▶ YOUR INSTRUCTIONS
Please return the full listing below without altering anything.

▶ MATERIAL FOR THE TASK
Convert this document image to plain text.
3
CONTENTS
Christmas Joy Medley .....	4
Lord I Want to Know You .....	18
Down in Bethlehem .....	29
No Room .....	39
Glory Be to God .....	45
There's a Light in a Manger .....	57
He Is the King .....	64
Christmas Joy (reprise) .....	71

▶ IN RESPONSE
Convert this document image to plain text.
3
CONTENTS
Christmas Joy Medley .....	4
Lord I Want to Know You .....	18
Down in Bethlehem .....	29
No Room .....	39
Glory Be to God .....	45
There's a Light in a Manger .....	57
He Is the King .....	64
Christmas Joy (reprise) .....	71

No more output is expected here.